----- Materials provided

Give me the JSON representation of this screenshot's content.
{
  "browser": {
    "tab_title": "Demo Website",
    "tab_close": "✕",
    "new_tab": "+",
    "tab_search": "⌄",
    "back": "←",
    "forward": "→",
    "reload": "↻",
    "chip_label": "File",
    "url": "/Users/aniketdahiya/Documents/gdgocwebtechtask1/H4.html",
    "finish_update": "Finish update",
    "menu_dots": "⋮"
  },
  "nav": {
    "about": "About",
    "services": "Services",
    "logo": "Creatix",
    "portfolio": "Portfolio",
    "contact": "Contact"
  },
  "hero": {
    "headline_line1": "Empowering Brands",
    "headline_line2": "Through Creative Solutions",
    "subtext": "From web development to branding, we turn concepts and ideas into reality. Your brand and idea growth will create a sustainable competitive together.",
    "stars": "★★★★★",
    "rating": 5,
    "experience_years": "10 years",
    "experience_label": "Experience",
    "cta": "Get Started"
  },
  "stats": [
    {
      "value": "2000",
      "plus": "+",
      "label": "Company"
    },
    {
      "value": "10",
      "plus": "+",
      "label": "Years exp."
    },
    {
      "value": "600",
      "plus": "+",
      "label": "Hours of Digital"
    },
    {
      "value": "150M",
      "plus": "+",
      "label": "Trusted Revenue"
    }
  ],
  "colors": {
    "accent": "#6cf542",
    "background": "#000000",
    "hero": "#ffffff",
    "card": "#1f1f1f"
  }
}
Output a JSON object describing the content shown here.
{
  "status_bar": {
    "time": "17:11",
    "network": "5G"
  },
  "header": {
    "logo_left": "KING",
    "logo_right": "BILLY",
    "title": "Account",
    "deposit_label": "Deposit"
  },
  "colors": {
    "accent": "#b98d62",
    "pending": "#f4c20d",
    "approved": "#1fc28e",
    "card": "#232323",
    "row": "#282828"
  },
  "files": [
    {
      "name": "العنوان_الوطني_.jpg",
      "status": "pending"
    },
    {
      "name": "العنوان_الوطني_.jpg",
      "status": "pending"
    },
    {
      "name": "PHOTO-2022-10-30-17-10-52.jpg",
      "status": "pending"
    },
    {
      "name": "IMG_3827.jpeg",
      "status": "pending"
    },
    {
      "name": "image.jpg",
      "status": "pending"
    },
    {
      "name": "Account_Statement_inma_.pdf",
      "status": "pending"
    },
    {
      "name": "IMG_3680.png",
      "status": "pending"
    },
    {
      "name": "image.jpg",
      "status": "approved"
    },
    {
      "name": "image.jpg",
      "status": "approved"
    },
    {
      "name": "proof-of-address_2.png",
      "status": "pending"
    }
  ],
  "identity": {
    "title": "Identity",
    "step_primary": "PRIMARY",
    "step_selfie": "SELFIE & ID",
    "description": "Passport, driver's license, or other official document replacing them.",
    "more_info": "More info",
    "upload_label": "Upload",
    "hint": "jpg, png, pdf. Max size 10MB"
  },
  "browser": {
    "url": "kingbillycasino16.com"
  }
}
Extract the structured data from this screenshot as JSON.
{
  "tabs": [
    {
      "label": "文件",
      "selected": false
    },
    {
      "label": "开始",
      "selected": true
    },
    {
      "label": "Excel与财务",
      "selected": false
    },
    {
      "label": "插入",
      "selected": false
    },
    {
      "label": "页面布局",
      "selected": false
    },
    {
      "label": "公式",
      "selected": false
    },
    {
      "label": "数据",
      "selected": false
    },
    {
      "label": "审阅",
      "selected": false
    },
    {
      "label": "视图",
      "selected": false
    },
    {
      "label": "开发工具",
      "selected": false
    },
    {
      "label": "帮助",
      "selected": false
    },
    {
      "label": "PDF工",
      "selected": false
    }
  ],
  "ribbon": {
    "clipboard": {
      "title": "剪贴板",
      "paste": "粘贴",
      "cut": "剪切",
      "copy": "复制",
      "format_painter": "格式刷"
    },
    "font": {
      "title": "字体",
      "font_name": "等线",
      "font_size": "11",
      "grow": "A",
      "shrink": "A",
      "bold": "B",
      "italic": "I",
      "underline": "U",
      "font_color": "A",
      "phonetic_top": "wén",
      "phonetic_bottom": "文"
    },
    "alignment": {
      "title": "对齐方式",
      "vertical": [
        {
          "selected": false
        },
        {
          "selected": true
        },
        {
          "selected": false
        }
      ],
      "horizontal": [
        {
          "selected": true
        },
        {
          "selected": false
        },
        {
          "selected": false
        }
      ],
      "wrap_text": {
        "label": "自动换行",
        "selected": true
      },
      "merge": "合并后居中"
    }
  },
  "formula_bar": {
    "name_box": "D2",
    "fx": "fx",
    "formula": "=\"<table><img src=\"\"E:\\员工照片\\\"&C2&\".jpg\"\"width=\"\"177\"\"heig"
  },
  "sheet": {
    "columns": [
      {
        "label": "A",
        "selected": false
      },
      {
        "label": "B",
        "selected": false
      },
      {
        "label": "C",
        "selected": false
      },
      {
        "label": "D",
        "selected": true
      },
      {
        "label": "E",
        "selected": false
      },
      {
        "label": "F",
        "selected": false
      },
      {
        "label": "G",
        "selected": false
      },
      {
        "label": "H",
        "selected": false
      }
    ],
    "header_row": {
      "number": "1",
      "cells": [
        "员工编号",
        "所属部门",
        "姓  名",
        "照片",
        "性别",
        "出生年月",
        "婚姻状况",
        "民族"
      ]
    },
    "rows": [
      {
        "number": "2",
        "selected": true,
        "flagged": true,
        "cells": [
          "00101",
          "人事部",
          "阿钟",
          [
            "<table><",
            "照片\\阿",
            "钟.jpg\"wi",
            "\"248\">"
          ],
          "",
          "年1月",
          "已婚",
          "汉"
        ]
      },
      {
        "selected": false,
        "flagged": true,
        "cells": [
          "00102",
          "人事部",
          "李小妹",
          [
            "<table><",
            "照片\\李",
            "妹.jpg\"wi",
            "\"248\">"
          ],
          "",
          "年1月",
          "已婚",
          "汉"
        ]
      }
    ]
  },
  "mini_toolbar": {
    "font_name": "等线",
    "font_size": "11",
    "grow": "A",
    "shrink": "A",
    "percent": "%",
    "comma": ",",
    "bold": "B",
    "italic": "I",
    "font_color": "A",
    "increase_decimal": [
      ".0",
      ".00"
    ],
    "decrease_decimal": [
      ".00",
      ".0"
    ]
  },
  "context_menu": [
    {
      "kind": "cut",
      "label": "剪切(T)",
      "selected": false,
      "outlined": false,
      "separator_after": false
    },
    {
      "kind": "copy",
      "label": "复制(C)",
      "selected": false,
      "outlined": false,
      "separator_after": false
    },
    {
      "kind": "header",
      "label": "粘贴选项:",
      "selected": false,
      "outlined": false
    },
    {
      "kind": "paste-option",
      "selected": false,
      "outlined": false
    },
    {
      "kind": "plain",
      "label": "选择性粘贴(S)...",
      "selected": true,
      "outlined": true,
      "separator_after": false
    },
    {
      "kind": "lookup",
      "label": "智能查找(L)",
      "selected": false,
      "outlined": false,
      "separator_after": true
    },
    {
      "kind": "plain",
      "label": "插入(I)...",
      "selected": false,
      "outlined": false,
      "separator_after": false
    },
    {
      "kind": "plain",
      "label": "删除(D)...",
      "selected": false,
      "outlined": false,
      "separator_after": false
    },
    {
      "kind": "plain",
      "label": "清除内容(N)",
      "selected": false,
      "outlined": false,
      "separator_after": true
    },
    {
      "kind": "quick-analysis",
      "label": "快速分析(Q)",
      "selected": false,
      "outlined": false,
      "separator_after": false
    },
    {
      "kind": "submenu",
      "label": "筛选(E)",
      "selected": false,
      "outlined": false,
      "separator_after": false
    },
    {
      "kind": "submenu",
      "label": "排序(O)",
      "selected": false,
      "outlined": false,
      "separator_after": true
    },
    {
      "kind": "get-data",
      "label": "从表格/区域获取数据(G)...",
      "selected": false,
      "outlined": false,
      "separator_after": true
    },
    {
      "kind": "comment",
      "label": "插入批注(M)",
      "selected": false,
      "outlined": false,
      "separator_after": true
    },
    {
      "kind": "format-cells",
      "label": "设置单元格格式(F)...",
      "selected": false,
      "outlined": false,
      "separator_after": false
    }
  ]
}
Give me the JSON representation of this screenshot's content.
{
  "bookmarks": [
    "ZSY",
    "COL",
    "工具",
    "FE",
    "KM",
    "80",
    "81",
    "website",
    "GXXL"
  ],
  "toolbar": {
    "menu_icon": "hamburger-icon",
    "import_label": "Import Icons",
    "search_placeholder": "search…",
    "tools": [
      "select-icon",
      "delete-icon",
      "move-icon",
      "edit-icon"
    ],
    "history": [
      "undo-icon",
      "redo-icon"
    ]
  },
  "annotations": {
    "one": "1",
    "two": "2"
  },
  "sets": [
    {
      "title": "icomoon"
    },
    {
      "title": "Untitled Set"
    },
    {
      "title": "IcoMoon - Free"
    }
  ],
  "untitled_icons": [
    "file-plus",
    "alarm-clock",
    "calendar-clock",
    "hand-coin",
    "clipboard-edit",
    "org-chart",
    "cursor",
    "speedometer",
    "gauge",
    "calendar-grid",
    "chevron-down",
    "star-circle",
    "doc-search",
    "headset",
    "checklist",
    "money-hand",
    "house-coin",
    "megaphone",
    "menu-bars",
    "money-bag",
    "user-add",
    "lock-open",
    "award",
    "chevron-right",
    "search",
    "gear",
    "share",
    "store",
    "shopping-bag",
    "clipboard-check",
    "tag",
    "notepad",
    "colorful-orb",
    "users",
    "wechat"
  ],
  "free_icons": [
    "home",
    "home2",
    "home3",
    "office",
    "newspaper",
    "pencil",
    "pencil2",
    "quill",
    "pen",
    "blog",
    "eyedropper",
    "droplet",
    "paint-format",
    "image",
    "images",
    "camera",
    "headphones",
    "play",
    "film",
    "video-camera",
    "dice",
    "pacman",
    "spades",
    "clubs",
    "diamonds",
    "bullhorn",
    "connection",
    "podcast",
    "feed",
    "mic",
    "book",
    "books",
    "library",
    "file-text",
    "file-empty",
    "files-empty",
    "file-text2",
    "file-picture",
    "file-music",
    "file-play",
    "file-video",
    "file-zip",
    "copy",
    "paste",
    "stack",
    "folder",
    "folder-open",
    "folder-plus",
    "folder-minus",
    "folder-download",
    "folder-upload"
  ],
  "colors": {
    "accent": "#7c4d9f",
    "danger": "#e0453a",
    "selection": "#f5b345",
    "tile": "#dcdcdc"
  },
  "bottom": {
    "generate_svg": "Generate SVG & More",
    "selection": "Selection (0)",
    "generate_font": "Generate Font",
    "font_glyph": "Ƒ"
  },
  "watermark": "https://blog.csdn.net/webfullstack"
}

----------

• Task goal
Tell how many lines include "clipboard". The number is the whole answer.

• The completed task
3